-- DIRECTION --
Print every record below exactly as written.

Dataset entries:
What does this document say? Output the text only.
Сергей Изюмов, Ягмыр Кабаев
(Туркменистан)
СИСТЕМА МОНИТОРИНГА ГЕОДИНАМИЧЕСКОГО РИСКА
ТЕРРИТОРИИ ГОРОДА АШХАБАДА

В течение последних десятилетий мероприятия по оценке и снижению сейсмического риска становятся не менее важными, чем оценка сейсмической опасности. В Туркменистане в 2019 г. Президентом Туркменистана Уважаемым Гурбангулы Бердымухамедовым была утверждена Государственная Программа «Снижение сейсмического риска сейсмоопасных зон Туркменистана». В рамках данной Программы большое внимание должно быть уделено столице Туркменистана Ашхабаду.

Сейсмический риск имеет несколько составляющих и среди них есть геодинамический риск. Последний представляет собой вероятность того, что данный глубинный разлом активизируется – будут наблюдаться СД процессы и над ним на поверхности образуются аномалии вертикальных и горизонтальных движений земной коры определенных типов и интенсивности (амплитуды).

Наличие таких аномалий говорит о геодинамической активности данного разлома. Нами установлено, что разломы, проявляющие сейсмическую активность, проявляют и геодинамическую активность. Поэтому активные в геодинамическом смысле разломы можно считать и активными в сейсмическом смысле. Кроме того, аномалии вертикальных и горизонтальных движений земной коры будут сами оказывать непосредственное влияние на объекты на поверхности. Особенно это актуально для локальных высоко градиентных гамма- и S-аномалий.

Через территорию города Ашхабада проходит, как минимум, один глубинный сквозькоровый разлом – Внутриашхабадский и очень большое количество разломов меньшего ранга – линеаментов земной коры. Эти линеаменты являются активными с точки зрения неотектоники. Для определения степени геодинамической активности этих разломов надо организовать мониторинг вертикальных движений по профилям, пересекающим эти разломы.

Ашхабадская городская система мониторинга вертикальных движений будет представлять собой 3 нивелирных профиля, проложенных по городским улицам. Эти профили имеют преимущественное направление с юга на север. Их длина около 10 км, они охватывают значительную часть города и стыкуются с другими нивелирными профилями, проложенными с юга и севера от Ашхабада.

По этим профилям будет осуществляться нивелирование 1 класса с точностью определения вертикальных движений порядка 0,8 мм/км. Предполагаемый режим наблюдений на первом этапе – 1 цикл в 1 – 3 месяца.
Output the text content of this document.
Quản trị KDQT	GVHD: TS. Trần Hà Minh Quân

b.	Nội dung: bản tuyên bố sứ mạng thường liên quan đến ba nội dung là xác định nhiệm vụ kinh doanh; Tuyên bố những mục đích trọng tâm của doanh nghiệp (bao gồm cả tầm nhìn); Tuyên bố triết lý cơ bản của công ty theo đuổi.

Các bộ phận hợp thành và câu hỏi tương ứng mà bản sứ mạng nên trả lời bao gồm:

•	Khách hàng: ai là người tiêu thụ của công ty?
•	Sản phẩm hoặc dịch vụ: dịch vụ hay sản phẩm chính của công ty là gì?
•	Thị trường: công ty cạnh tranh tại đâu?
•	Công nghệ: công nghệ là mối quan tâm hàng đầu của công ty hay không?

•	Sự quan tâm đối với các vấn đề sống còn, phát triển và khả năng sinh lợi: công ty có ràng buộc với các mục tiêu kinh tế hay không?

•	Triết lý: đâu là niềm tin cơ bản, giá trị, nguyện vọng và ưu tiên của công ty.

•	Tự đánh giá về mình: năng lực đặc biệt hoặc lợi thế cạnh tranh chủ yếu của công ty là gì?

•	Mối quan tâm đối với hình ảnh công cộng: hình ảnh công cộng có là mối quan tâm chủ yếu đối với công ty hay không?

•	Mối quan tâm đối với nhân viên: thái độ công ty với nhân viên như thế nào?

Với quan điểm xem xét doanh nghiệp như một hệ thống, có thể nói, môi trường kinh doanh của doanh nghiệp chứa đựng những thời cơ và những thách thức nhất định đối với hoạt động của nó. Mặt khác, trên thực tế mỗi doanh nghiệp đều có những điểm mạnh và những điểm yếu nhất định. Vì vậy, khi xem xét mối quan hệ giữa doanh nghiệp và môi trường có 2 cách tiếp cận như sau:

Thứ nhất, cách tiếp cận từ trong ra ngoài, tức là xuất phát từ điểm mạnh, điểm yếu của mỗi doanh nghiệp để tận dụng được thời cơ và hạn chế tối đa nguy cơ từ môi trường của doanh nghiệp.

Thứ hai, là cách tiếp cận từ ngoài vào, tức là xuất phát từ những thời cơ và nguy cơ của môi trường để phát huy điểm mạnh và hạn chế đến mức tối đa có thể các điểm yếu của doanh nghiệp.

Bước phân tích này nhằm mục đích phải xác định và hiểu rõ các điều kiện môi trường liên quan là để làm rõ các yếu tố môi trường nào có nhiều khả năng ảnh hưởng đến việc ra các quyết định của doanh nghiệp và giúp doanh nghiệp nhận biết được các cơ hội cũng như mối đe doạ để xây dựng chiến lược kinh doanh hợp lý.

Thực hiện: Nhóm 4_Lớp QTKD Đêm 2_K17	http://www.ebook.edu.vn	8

-- FULL ANSWER --
What does this document say? Output the text only.
Сергей Изюмов, Ягмыр Кабаев
(Туркменистан)
СИСТЕМА МОНИТОРИНГА ГЕОДИНАМИЧЕСКОГО РИСКА
ТЕРРИТОРИИ ГОРОДА АШХАБАДА

В течение последних десятилетий мероприятия по оценке и снижению сейсмического риска становятся не менее важными, чем оценка сейсмической опасности. В Туркменистане в 2019 г. Президентом Туркменистана Уважаемым Гурбангулы Бердымухамедовым была утверждена Государственная Программа «Снижение сейсмического риска сейсмоопасных зон Туркменистана». В рамках данной Программы большое внимание должно быть уделено столице Туркменистана Ашхабаду.

Сейсмический риск имеет несколько составляющих и среди них есть геодинамический риск. Последний представляет собой вероятность того, что данный глубинный разлом активизируется – будут наблюдаться СД процессы и над ним на поверхности образуются аномалии вертикальных и горизонтальных движений земной коры определенных типов и интенсивности (амплитуды).

Наличие таких аномалий говорит о геодинамической активности данного разлома. Нами установлено, что разломы, проявляющие сейсмическую активность, проявляют и геодинамическую активность. Поэтому активные в геодинамическом смысле разломы можно считать и активными в сейсмическом смысле. Кроме того, аномалии вертикальных и горизонтальных движений земной коры будут сами оказывать непосредственное влияние на объекты на поверхности. Особенно это актуально для локальных высоко градиентных гамма- и S-аномалий.

Через территорию города Ашхабада проходит, как минимум, один глубинный сквозькоровый разлом – Внутриашхабадский и очень большое количество разломов меньшего ранга – линеаментов земной коры. Эти линеаменты являются активными с точки зрения неотектоники. Для определения степени геодинамической активности этих разломов надо организовать мониторинг вертикальных движений по профилям, пересекающим эти разломы.

Ашхабадская городская система мониторинга вертикальных движений будет представлять собой 3 нивелирных профиля, проложенных по городским улицам. Эти профили имеют преимущественное направление с юга на север. Их длина около 10 км, они охватывают значительную часть города и стыкуются с другими нивелирными профилями, проложенными с юга и севера от Ашхабада.

По этим профилям будет осуществляться нивелирование 1 класса с точностью определения вертикальных движений порядка 0,8 мм/км. Предполагаемый режим наблюдений на первом этапе – 1 цикл в 1 – 3 месяца.
Output the text content of this document.
Quản trị KDQT	GVHD: TS. Trần Hà Minh Quân

b.	Nội dung: bản tuyên bố sứ mạng thường liên quan đến ba nội dung là xác định nhiệm vụ kinh doanh; Tuyên bố những mục đích trọng tâm của doanh nghiệp (bao gồm cả tầm nhìn); Tuyên bố triết lý cơ bản của công ty theo đuổi.

Các bộ phận hợp thành và câu hỏi tương ứng mà bản sứ mạng nên trả lời bao gồm:

•	Khách hàng: ai là người tiêu thụ của công ty?
•	Sản phẩm hoặc dịch vụ: dịch vụ hay sản phẩm chính của công ty là gì?
•	Thị trường: công ty cạnh tranh tại đâu?
•	Công nghệ: công nghệ là mối quan tâm hàng đầu của công ty hay không?

•	Sự quan tâm đối với các vấn đề sống còn, phát triển và khả năng sinh lợi: công ty có ràng buộc với các mục tiêu kinh tế hay không?

•	Triết lý: đâu là niềm tin cơ bản, giá trị, nguyện vọng và ưu tiên của công ty.

•	Tự đánh giá về mình: năng lực đặc biệt hoặc lợi thế cạnh tranh chủ yếu của công ty là gì?

•	Mối quan tâm đối với hình ảnh công cộng: hình ảnh công cộng có là mối quan tâm chủ yếu đối với công ty hay không?

•	Mối quan tâm đối với nhân viên: thái độ công ty với nhân viên như thế nào?

Với quan điểm xem xét doanh nghiệp như một hệ thống, có thể nói, môi trường kinh doanh của doanh nghiệp chứa đựng những thời cơ và những thách thức nhất định đối với hoạt động của nó. Mặt khác, trên thực tế mỗi doanh nghiệp đều có những điểm mạnh và những điểm yếu nhất định. Vì vậy, khi xem xét mối quan hệ giữa doanh nghiệp và môi trường có 2 cách tiếp cận như sau:

Thứ nhất, cách tiếp cận từ trong ra ngoài, tức là xuất phát từ điểm mạnh, điểm yếu của mỗi doanh nghiệp để tận dụng được thời cơ và hạn chế tối đa nguy cơ từ môi trường của doanh nghiệp.

Thứ hai, là cách tiếp cận từ ngoài vào, tức là xuất phát từ những thời cơ và nguy cơ của môi trường để phát huy điểm mạnh và hạn chế đến mức tối đa có thể các điểm yếu của doanh nghiệp.

Bước phân tích này nhằm mục đích phải xác định và hiểu rõ các điều kiện môi trường liên quan là để làm rõ các yếu tố môi trường nào có nhiều khả năng ảnh hưởng đến việc ra các quyết định của doanh nghiệp và giúp doanh nghiệp nhận biết được các cơ hội cũng như mối đe doạ để xây dựng chiến lược kinh doanh hợp lý.

Thực hiện: Nhóm 4_Lớp QTKD Đêm 2_K17	http://www.ebook.edu.vn	8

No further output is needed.